Records excerpted from a collection
--------

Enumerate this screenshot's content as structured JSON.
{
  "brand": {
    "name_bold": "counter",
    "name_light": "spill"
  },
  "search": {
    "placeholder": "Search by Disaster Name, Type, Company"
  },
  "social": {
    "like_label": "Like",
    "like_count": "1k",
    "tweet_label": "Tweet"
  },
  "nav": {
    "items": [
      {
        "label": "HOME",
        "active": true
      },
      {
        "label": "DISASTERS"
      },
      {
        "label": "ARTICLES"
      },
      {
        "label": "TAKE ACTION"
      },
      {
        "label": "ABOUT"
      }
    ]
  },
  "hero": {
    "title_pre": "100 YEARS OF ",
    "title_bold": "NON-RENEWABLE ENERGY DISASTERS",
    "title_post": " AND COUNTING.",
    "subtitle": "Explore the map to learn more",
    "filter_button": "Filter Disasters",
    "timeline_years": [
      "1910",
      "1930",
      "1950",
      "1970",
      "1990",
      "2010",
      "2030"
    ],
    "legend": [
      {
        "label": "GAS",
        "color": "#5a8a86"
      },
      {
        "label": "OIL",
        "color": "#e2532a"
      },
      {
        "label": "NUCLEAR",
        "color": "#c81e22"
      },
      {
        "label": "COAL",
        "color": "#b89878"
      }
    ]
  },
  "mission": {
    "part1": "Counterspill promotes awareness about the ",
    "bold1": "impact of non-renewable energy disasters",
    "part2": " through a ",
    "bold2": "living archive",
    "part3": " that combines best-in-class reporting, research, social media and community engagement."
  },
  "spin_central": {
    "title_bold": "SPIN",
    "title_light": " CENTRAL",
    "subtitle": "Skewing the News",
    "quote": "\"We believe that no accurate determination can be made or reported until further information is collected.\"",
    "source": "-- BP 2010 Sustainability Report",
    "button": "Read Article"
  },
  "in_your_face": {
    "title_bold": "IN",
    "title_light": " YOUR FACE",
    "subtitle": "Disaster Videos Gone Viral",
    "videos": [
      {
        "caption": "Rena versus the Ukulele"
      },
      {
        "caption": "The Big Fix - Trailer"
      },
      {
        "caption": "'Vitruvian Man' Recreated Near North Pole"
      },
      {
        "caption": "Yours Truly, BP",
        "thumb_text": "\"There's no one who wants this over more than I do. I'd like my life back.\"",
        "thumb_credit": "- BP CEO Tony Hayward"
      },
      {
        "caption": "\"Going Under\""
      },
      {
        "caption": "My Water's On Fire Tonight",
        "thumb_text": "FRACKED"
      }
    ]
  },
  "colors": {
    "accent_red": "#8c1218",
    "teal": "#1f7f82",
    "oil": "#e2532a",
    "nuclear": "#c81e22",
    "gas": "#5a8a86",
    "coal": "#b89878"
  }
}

--------

Pick out, from the lines above, every one that contains the string "more".

TASK SOLUTION:
    "subtitle": "Explore the map to learn more",
        "thumb_text": "\"There's no one who wants this over more than I do. I'd like my life back.\"",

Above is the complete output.